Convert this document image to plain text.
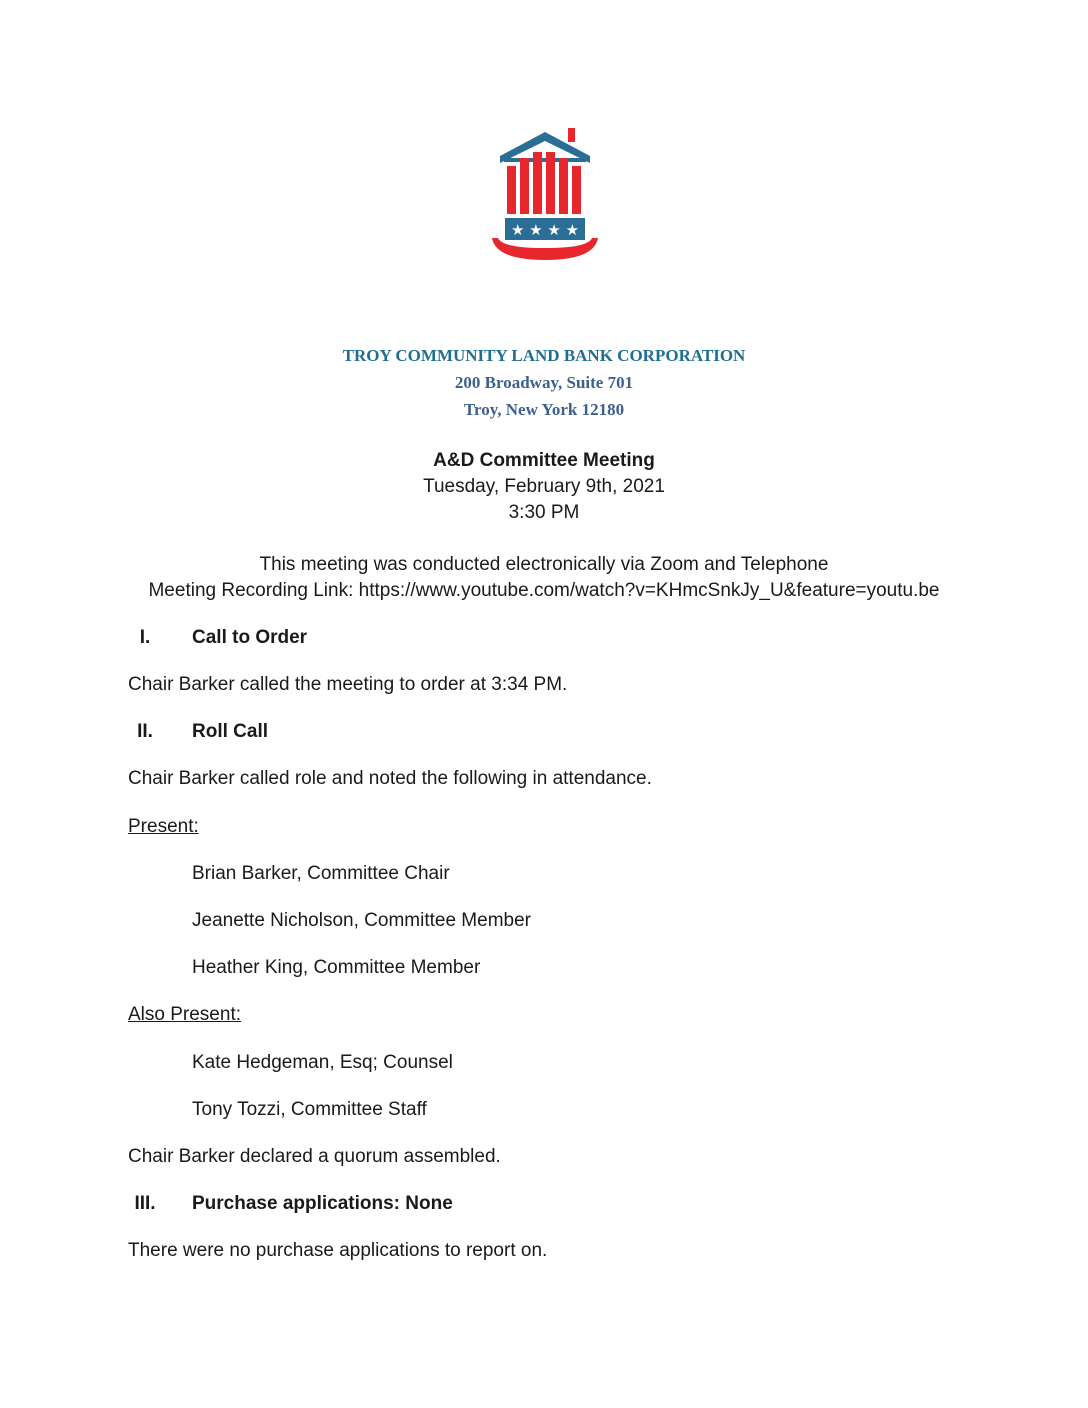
★ ★ ★ ★
TROY COMMUNITY LAND BANK CORPORATION
200 Broadway, Suite 701
Troy, New York 12180
A&D Committee Meeting
Tuesday, February 9th, 2021
3:30 PM
This meeting was conducted electronically via Zoom and Telephone
Meeting Recording Link: https://www.youtube.com/watch?v=KHmcSnkJy_U&feature=youtu.be
I.	Call to Order
Chair Barker called the meeting to order at 3:34 PM.
II.	Roll Call
Chair Barker called role and noted the following in attendance.
Present:
Brian Barker, Committee Chair
Jeanette Nicholson, Committee Member
Heather King, Committee Member
Also Present:
Kate Hedgeman, Esq; Counsel
Tony Tozzi, Committee Staff
Chair Barker declared a quorum assembled.
III.	Purchase applications: None
There were no purchase applications to report on.
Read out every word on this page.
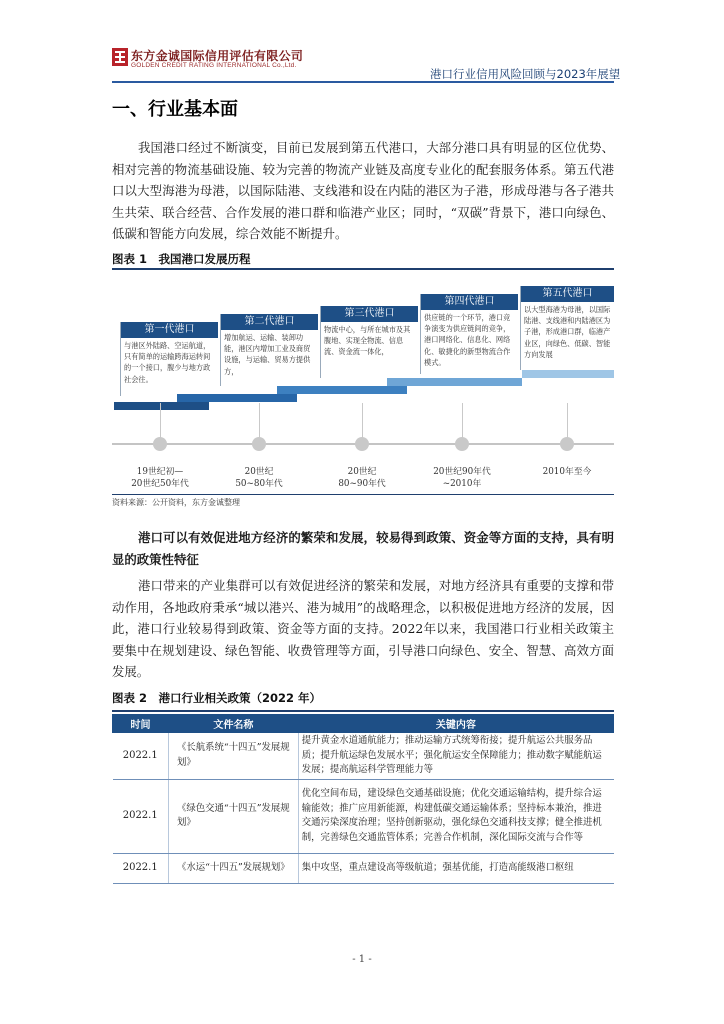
东方金诚国际信用评估有限公司
GOLDEN CREDIT RATING INTERNATIONAL Co.,Ltd.
港口行业信用风险回顾与2023年展望
一、行业基本面
我国港口经过不断演变，目前已发展到第五代港口，大部分港口具有明显的区位优势、相对完善的物流基础设施、较为完善的物流产业链及高度专业化的配套服务体系。第五代港口以大型海港为母港，以国际陆港、支线港和设在内陆的港区为子港，形成母港与各子港共生共荣、联合经营、合作发展的港口群和临港产业区；同时，“双碳”背景下，港口向绿色、低碳和智能方向发展，综合效能不断提升。
图表 1　我国港口发展历程
第五代港口
以大型海港为母港，以国际陆港、支线港和内陆港区为子港，形成港口群，临港产业区，向绿色、低碳、智能方向发展
第四代港口
供应链的一个环节，港口竞争演变为供应链间的竞争，港口网络化、信息化、网络化、敏捷化的新型物流合作模式。
第三代港口
物流中心，与所在城市及其腹地、实现全物流、信息流、资金流一体化，
第二代港口
增加航运、运输、装卸功能，港区内增加工业及商贸设施，与运输、贸易方提供方，
第一代港口
与港区外陆路、空运航道，只有简单的运输跨海运转间的一个接口，腹少与地方政社会往。
19世纪初—
20世纪50年代
20世纪
50~80年代
20世纪
80~90年代
20世纪90年代
~2010年
2010年至今
资料来源：公开资料，东方金诚整理
港口可以有效促进地方经济的繁荣和发展，较易得到政策、资金等方面的支持，具有明显的政策性特征
港口带来的产业集群可以有效促进经济的繁荣和发展，对地方经济具有重要的支撑和带动作用，各地政府秉承“城以港兴、港为城用”的战略理念，以积极促进地方经济的发展，因此，港口行业较易得到政策、资金等方面的支持。2022年以来，我国港口行业相关政策主要集中在规划建设、绿色智能、收费管理等方面，引导港口向绿色、安全、智慧、高效方面发展。
图表 2　港口行业相关政策（2022 年）
时间	文件名称	关键内容
2022.1	《长航系统“十四五”发展规划》	提升黄金水道通航能力；推动运输方式统筹衔接；提升航运公共服务品质；提升航运绿色发展水平；强化航运安全保障能力；推动数字赋能航运发展；提高航运科学管理能力等
2022.1	《绿色交通“十四五”发展规划》	优化空间布局，建设绿色交通基础设施；优化交通运输结构，提升综合运输能效；推广应用新能源，构建低碳交通运输体系；坚持标本兼治，推进交通污染深度治理；坚持创新驱动，强化绿色交通科技支撑；健全推进机制，完善绿色交通监管体系；完善合作机制，深化国际交流与合作等
2022.1	《水运“十四五”发展规划》	集中攻坚，重点建设高等级航道；强基优能，打造高能级港口枢纽
- 1 -
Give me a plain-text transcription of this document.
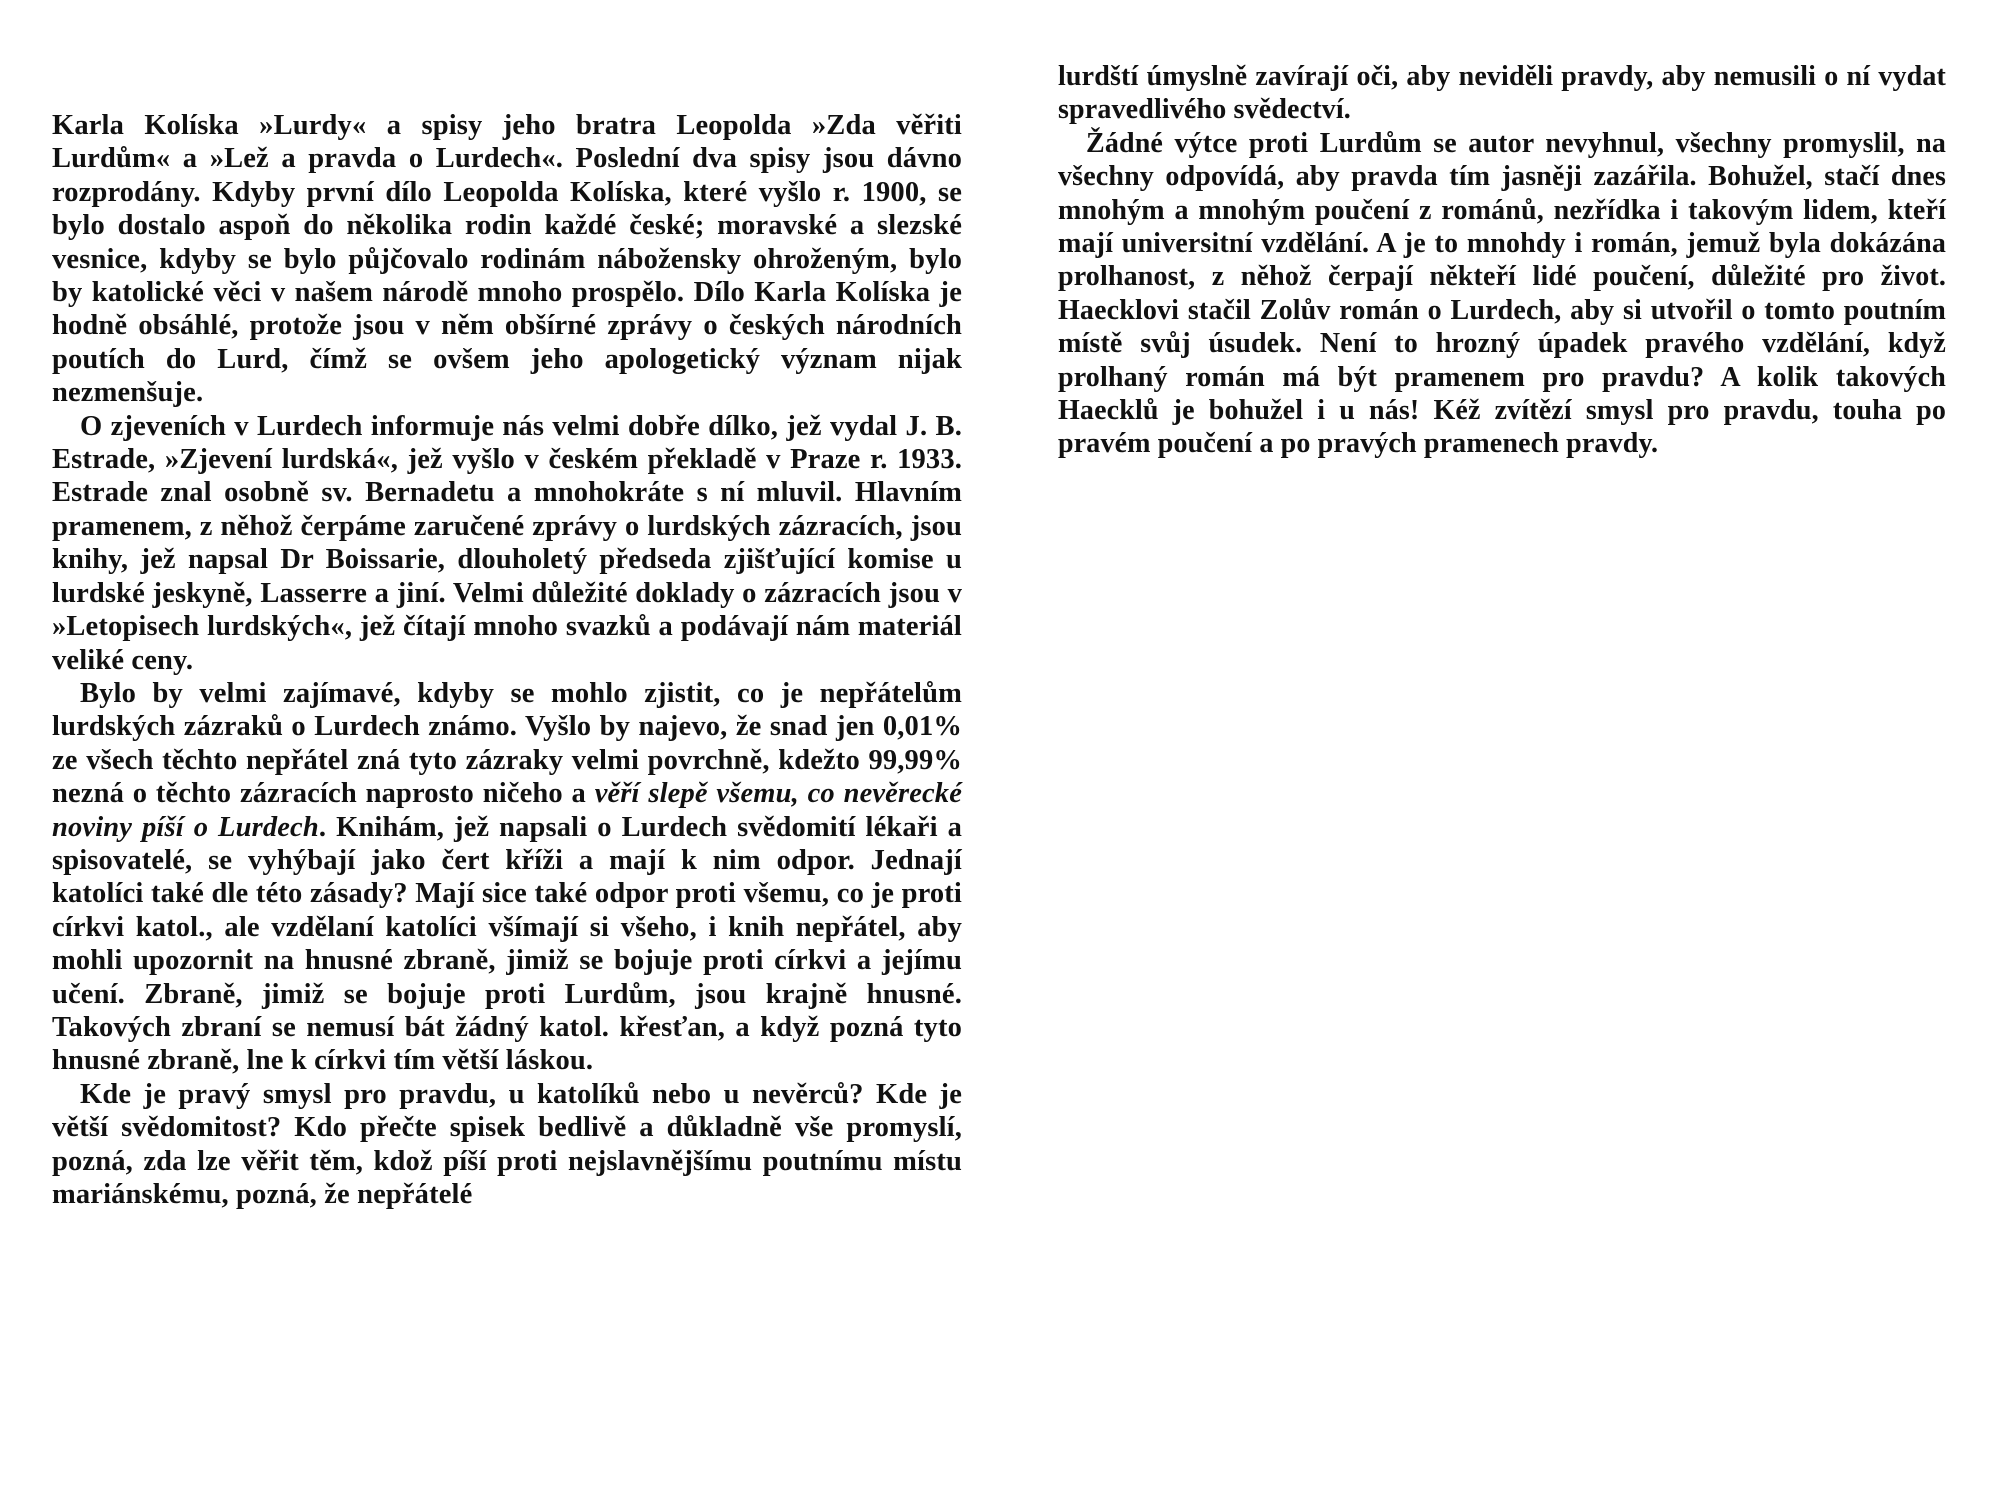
Karla Kolíska »Lurdy« a spisy jeho bratra Leopolda »Zda věřiti Lurdům« a »Lež a pravda o Lurdech«. Poslední dva spisy jsou dávno rozprodány. Kdyby první dílo Leopolda Kolíska, které vyšlo r. 1900, se bylo dostalo aspoň do několika rodin každé české; moravské a slezské vesnice, kdyby se bylo půjčovalo rodinám nábožensky ohroženým, bylo by katolické věci v našem národě mnoho prospělo. Dílo Karla Kolíska je hodně obsáhlé, protože jsou v něm obšírné zprávy o českých národních poutích do Lurd, čímž se ovšem jeho apologetický význam nijak nezmenšuje.

O zjeveních v Lurdech informuje nás velmi dobře dílko, jež vydal J. B. Estrade, »Zjevení lurdská«, jež vyšlo v českém překladě v Praze r. 1933. Estrade znal osobně sv. Bernadetu a mnohokráte s ní mluvil. Hlavním pramenem, z něhož čerpáme zaručené zprávy o lurdských zázracích, jsou knihy, jež napsal Dr Boissarie, dlouholetý předseda zjišťující komise u lurdské jeskyně, Lasserre a jiní. Velmi důležité doklady o zázracích jsou v »Letopisech lurdských«, jež čítají mnoho svazků a podávají nám materiál veliké ceny.

Bylo by velmi zajímavé, kdyby se mohlo zjistit, co je nepřátelům lurdských zázraků o Lurdech známo. Vyšlo by najevo, že snad jen 0,01% ze všech těchto nepřátel zná tyto zázraky velmi povrchně, kdežto 99,99% nezná o těchto zázracích naprosto ničeho a věří slepě všemu, co nevěrecké noviny píší o Lurdech. Knihám, jež napsali o Lurdech svědomití lékaři a spisovatelé, se vyhýbají jako čert kříži a mají k nim odpor. Jednají katolíci také dle této zásady? Mají sice také odpor proti všemu, co je proti církvi katol., ale vzdělaní katolíci všímají si všeho, i knih nepřátel, aby mohli upozornit na hnusné zbraně, jimiž se bojuje proti církvi a jejímu učení. Zbraně, jimiž se bojuje proti Lurdům, jsou krajně hnusné. Takových zbraní se nemusí bát žádný katol. křesťan, a když pozná tyto hnusné zbraně, lne k církvi tím větší láskou.

Kde je pravý smysl pro pravdu, u katolíků nebo u nevěrců? Kde je větší svědomitost? Kdo přečte spisek bedlivě a důkladně vše promyslí, pozná, zda lze věřit těm, kdož píší proti nejslavnějšímu poutnímu místu mariánskému, pozná, že nepřátelé

lurdští úmyslně zavírají oči, aby neviděli pravdy, aby nemusili o ní vydat spravedlivého svědectví.

Žádné výtce proti Lurdům se autor nevyhnul, všechny promyslil, na všechny odpovídá, aby pravda tím jasněji zazářila. Bohužel, stačí dnes mnohým a mnohým poučení z románů, nezřídka i takovým lidem, kteří mají universitní vzdělání. A je to mnohdy i román, jemuž byla dokázána prolhanost, z něhož čerpají někteří lidé poučení, důležité pro život. Haecklovi stačil Zolův román o Lurdech, aby si utvořil o tomto poutním místě svůj úsudek. Není to hrozný úpadek pravého vzdělání, když prolhaný román má být pramenem pro pravdu? A kolik takových Haecklů je bohužel i u nás! Kéž zvítězí smysl pro pravdu, touha po pravém poučení a po pravých pramenech pravdy.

● ● ● ●

◆ **The task**
Copy all of the entries verbatim, leaving out any pictures they contain.

◆ **Complete answer**
Convert this document image to plain text.
★ ★ ★ ★
TROY COMMUNITY LAND BANK CORPORATION
200 Broadway, Suite 701
Troy, New York 12180
A&D Committee Meeting
Tuesday, February 9th, 2021
3:30 PM
This meeting was conducted electronically via Zoom and Telephone
Meeting Recording Link: https://www.youtube.com/watch?v=KHmcSnkJy_U&feature=youtu.be
I.	Call to Order
Chair Barker called the meeting to order at 3:34 PM.
II.	Roll Call
Chair Barker called role and noted the following in attendance.
Present:
Brian Barker, Committee Chair
Jeanette Nicholson, Committee Member
Heather King, Committee Member
Also Present:
Kate Hedgeman, Esq; Counsel
Tony Tozzi, Committee Staff
Chair Barker declared a quorum assembled.
III.	Purchase applications: None
There were no purchase applications to report on.
Read out every word on this page.
东方金诚国际信用评估有限公司
GOLDEN CREDIT RATING INTERNATIONAL Co.,Ltd.
港口行业信用风险回顾与2023年展望
一、行业基本面
我国港口经过不断演变，目前已发展到第五代港口，大部分港口具有明显的区位优势、相对完善的物流基础设施、较为完善的物流产业链及高度专业化的配套服务体系。第五代港口以大型海港为母港，以国际陆港、支线港和设在内陆的港区为子港，形成母港与各子港共生共荣、联合经营、合作发展的港口群和临港产业区；同时，“双碳”背景下，港口向绿色、低碳和智能方向发展，综合效能不断提升。
图表 1　我国港口发展历程
第五代港口
以大型海港为母港，以国际陆港、支线港和内陆港区为子港，形成港口群，临港产业区，向绿色、低碳、智能方向发展
第四代港口
供应链的一个环节，港口竞争演变为供应链间的竞争，港口网络化、信息化、网络化、敏捷化的新型物流合作模式。
第三代港口
物流中心，与所在城市及其腹地、实现全物流、信息流、资金流一体化，
第二代港口
增加航运、运输、装卸功能，港区内增加工业及商贸设施，与运输、贸易方提供方，
第一代港口
与港区外陆路、空运航道，只有简单的运输跨海运转间的一个接口，腹少与地方政社会往。
19世纪初—
20世纪50年代
20世纪
50~80年代
20世纪
80~90年代
20世纪90年代
~2010年
2010年至今
资料来源：公开资料，东方金诚整理
港口可以有效促进地方经济的繁荣和发展，较易得到政策、资金等方面的支持，具有明显的政策性特征
港口带来的产业集群可以有效促进经济的繁荣和发展，对地方经济具有重要的支撑和带动作用，各地政府秉承“城以港兴、港为城用”的战略理念，以积极促进地方经济的发展，因此，港口行业较易得到政策、资金等方面的支持。2022年以来，我国港口行业相关政策主要集中在规划建设、绿色智能、收费管理等方面，引导港口向绿色、安全、智慧、高效方面发展。
图表 2　港口行业相关政策（2022 年）
时间	文件名称	关键内容
2022.1	《长航系统“十四五”发展规划》	提升黄金水道通航能力；推动运输方式统筹衔接；提升航运公共服务品质；提升航运绿色发展水平；强化航运安全保障能力；推动数字赋能航运发展；提高航运科学管理能力等
2022.1	《绿色交通“十四五”发展规划》	优化空间布局，建设绿色交通基础设施；优化交通运输结构，提升综合运输能效；推广应用新能源，构建低碳交通运输体系；坚持标本兼治，推进交通污染深度治理；坚持创新驱动，强化绿色交通科技支撑；健全推进机制，完善绿色交通监管体系；完善合作机制，深化国际交流与合作等
2022.1	《水运“十四五”发展规划》	集中攻坚，重点建设高等级航道；强基优能，打造高能级港口枢纽
- 1 -
Give me a plain-text transcription of this document.
Karla Kolíska »Lurdy« a spisy jeho bratra Leopolda »Zda věřiti Lurdům« a »Lež a pravda o Lurdech«. Poslední dva spisy jsou dávno rozprodány. Kdyby první dílo Leopolda Kolíska, které vyšlo r. 1900, se bylo dostalo aspoň do několika rodin každé české; moravské a slezské vesnice, kdyby se bylo půjčovalo rodinám nábožensky ohroženým, bylo by katolické věci v našem národě mnoho prospělo. Dílo Karla Kolíska je hodně obsáhlé, protože jsou v něm obšírné zprávy o českých národních poutích do Lurd, čímž se ovšem jeho apologetický význam nijak nezmenšuje.

O zjeveních v Lurdech informuje nás velmi dobře dílko, jež vydal J. B. Estrade, »Zjevení lurdská«, jež vyšlo v českém překladě v Praze r. 1933. Estrade znal osobně sv. Bernadetu a mnohokráte s ní mluvil. Hlavním pramenem, z něhož čerpáme zaručené zprávy o lurdských zázracích, jsou knihy, jež napsal Dr Boissarie, dlouholetý předseda zjišťující komise u lurdské jeskyně, Lasserre a jiní. Velmi důležité doklady o zázracích jsou v »Letopisech lurdských«, jež čítají mnoho svazků a podávají nám materiál veliké ceny.

Bylo by velmi zajímavé, kdyby se mohlo zjistit, co je nepřátelům lurdských zázraků o Lurdech známo. Vyšlo by najevo, že snad jen 0,01% ze všech těchto nepřátel zná tyto zázraky velmi povrchně, kdežto 99,99% nezná o těchto zázracích naprosto ničeho a věří slepě všemu, co nevěrecké noviny píší o Lurdech. Knihám, jež napsali o Lurdech svědomití lékaři a spisovatelé, se vyhýbají jako čert kříži a mají k nim odpor. Jednají katolíci také dle této zásady? Mají sice také odpor proti všemu, co je proti církvi katol., ale vzdělaní katolíci všímají si všeho, i knih nepřátel, aby mohli upozornit na hnusné zbraně, jimiž se bojuje proti církvi a jejímu učení. Zbraně, jimiž se bojuje proti Lurdům, jsou krajně hnusné. Takových zbraní se nemusí bát žádný katol. křesťan, a když pozná tyto hnusné zbraně, lne k církvi tím větší láskou.

Kde je pravý smysl pro pravdu, u katolíků nebo u nevěrců? Kde je větší svědomitost? Kdo přečte spisek bedlivě a důkladně vše promyslí, pozná, zda lze věřit těm, kdož píší proti nejslavnějšímu poutnímu místu mariánskému, pozná, že nepřátelé

lurdští úmyslně zavírají oči, aby neviděli pravdy, aby nemusili o ní vydat spravedlivého svědectví.

Žádné výtce proti Lurdům se autor nevyhnul, všechny promyslil, na všechny odpovídá, aby pravda tím jasněji zazářila. Bohužel, stačí dnes mnohým a mnohým poučení z románů, nezřídka i takovým lidem, kteří mají universitní vzdělání. A je to mnohdy i román, jemuž byla dokázána prolhanost, z něhož čerpají někteří lidé poučení, důležité pro život. Haecklovi stačil Zolův román o Lurdech, aby si utvořil o tomto poutním místě svůj úsudek. Není to hrozný úpadek pravého vzdělání, když prolhaný román má být pramenem pro pravdu? A kolik takových Haecklů je bohužel i u nás! Kéž zvítězí smysl pro pravdu, touha po pravém poučení a po pravých pramenech pravdy.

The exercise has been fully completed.